To be done: Gather every line of the entries that includes the word "koleżeństwa".

— Begin Data supplied —

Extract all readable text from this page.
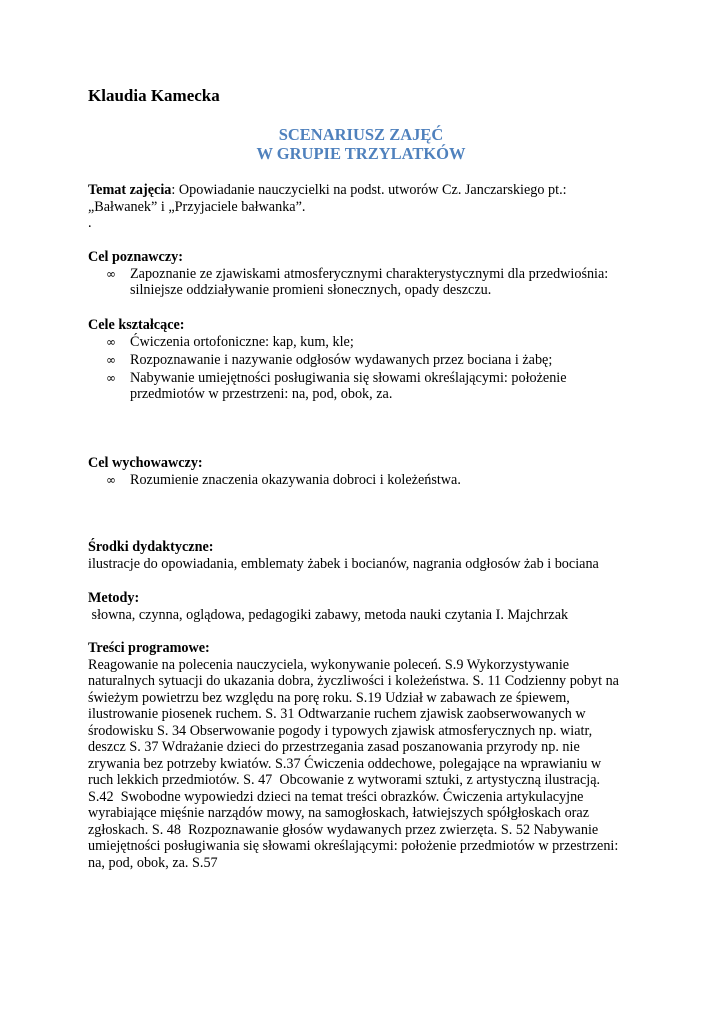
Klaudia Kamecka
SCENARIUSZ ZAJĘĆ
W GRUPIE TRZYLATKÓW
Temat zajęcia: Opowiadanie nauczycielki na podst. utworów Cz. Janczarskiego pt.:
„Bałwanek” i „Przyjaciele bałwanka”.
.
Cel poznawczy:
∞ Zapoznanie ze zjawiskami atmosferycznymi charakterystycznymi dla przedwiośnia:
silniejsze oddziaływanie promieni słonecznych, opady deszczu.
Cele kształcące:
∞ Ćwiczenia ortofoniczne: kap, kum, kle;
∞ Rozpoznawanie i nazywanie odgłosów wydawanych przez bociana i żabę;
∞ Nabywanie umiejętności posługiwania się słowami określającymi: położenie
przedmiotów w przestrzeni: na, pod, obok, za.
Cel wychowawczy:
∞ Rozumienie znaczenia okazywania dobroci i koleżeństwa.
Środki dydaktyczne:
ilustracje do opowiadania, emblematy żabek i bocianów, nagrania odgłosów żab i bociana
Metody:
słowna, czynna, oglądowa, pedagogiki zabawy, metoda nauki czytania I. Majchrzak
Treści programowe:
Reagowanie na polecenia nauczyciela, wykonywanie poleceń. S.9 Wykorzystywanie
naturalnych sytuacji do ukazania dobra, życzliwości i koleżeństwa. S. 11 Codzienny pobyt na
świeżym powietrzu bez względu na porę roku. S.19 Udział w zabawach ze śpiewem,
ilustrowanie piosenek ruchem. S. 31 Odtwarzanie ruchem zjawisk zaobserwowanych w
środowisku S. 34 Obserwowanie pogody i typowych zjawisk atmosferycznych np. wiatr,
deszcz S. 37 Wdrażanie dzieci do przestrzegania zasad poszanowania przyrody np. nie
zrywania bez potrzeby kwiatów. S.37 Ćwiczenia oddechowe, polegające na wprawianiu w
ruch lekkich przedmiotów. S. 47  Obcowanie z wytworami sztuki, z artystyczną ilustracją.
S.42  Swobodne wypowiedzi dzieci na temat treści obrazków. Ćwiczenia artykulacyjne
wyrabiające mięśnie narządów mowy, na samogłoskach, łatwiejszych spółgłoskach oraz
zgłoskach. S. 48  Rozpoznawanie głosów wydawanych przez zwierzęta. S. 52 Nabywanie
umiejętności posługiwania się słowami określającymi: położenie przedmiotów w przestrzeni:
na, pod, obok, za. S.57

— End Data supplied —

Solution to the exercise:
∞ Rozumienie znaczenia okazywania dobroci i koleżeństwa.
naturalnych sytuacji do ukazania dobra, życzliwości i koleżeństwa. S. 11 Codzienny pobyt na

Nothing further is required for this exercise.